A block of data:

::::

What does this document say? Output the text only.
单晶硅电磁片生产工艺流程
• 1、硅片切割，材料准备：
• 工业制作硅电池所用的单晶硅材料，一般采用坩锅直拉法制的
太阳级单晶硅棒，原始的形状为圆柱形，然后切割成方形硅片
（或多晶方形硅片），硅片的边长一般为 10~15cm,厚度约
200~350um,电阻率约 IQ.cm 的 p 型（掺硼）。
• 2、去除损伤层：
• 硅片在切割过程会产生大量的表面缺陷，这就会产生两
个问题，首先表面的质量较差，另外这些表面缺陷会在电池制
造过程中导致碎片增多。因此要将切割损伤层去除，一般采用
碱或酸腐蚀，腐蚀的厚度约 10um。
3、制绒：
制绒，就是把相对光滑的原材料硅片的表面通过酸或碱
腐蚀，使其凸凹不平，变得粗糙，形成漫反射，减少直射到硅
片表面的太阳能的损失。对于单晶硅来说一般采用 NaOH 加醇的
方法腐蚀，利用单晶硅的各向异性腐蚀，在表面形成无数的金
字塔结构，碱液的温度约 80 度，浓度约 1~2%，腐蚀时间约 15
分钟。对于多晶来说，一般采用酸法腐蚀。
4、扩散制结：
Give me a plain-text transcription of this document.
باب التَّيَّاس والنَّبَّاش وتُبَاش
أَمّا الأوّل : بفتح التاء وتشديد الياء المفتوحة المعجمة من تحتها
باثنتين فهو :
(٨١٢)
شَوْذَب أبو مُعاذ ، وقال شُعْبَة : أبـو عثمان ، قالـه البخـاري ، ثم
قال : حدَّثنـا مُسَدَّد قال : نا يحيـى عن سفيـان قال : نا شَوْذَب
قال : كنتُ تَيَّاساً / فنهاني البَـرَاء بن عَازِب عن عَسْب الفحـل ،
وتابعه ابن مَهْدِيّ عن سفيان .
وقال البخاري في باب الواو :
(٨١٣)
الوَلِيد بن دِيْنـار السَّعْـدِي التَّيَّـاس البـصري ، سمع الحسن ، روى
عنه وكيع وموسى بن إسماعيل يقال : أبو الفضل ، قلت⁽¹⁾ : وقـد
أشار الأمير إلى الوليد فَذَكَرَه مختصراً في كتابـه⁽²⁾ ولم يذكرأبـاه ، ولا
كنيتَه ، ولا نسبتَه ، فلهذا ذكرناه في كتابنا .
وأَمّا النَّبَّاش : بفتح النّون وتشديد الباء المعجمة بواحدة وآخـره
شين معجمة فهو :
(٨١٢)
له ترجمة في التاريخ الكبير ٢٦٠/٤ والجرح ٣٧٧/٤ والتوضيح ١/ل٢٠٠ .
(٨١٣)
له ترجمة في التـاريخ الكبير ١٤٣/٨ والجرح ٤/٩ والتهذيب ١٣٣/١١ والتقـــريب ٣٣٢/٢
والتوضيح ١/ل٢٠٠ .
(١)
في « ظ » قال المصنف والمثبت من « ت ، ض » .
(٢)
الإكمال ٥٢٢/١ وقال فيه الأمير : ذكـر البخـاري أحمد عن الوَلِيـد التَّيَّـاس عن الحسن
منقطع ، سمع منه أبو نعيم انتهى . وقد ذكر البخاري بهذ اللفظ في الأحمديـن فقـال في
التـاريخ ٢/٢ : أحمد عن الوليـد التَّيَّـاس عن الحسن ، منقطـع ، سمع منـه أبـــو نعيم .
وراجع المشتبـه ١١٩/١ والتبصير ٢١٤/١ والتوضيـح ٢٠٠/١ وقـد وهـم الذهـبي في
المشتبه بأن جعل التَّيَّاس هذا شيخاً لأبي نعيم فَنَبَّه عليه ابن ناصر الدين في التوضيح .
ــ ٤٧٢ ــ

::::

State how many lines in the entries above include the word "وتشديد"; reply with the number alone.

2